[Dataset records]
________________________
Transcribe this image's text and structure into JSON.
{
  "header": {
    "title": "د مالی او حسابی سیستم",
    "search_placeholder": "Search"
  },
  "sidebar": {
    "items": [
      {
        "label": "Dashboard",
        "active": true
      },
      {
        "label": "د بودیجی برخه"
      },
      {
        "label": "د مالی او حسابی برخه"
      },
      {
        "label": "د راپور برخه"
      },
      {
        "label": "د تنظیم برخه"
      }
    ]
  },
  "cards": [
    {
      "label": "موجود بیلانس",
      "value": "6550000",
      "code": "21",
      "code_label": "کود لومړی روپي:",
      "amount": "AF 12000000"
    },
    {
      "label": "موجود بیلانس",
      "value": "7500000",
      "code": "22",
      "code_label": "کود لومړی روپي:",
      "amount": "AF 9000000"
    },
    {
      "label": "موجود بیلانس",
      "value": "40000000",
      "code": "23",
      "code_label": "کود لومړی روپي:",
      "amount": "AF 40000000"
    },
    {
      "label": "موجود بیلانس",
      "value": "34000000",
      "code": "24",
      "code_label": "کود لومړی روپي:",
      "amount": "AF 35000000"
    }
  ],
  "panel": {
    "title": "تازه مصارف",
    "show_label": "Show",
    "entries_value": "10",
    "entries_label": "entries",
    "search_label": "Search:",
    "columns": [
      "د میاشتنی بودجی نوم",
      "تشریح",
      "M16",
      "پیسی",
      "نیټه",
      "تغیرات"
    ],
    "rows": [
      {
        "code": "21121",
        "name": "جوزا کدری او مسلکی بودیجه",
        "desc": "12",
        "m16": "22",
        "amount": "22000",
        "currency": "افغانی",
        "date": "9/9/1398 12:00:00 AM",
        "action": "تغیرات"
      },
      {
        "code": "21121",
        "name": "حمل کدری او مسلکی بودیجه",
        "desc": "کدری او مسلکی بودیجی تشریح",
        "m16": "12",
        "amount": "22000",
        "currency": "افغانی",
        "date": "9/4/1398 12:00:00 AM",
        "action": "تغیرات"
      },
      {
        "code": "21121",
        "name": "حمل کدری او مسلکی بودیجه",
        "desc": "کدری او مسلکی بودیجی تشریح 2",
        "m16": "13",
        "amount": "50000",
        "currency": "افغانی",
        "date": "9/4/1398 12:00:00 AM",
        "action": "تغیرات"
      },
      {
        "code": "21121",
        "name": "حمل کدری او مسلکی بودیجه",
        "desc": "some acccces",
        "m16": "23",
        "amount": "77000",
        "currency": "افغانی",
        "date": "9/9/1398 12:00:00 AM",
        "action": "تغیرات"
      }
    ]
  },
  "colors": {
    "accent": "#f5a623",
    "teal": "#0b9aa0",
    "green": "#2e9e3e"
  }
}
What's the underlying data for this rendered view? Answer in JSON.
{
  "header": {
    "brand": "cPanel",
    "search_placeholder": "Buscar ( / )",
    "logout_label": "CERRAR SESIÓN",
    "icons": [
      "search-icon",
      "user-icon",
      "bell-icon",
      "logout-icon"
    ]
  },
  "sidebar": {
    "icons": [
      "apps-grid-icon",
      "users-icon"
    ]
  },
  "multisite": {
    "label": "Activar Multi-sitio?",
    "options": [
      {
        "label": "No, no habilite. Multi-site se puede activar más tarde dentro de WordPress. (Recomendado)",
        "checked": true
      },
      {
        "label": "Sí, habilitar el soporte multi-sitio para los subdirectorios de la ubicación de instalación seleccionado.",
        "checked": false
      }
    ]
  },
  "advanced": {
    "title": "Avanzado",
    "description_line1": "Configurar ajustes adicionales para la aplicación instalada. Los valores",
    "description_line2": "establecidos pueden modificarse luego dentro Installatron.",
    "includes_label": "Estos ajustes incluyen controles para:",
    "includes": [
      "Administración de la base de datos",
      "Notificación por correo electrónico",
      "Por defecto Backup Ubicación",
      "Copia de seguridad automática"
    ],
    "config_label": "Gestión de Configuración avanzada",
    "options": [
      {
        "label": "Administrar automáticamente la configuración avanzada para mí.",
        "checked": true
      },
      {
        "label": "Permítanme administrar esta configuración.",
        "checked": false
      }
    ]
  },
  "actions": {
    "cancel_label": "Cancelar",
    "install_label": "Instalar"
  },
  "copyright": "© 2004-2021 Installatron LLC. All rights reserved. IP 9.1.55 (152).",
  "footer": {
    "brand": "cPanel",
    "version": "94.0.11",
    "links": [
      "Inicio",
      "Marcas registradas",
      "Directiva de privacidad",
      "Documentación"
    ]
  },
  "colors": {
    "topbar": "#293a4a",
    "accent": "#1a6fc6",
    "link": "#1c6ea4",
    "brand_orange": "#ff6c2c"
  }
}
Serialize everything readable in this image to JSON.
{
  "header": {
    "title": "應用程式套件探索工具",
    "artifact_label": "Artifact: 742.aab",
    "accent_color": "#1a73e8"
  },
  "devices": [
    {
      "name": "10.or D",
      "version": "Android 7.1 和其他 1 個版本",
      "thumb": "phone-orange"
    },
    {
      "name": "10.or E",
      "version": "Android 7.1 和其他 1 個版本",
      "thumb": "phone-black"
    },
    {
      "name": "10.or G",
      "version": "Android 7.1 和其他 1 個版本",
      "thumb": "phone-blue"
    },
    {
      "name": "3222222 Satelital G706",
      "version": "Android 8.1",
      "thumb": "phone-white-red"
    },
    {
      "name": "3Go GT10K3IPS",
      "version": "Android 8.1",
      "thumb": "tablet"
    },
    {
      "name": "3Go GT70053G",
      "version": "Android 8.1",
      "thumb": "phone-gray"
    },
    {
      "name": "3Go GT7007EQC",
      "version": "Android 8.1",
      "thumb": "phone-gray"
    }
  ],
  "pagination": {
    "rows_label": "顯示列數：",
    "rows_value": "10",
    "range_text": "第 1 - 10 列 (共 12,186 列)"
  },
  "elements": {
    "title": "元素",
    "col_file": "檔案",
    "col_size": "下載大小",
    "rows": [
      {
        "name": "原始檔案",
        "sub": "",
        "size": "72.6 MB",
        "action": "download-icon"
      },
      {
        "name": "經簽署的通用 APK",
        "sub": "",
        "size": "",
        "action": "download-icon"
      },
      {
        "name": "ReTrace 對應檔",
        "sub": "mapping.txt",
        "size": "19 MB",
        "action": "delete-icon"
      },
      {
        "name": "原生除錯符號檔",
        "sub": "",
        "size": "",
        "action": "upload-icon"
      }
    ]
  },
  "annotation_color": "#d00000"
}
________________________
* _OBJECTIVE_: Filter the entries above down to the lines containing the word "مالی".

* _EXERCISE OUTPUT_:
    "title": "د مالی او حسابی سیستم",
        "label": "د مالی او حسابی برخه"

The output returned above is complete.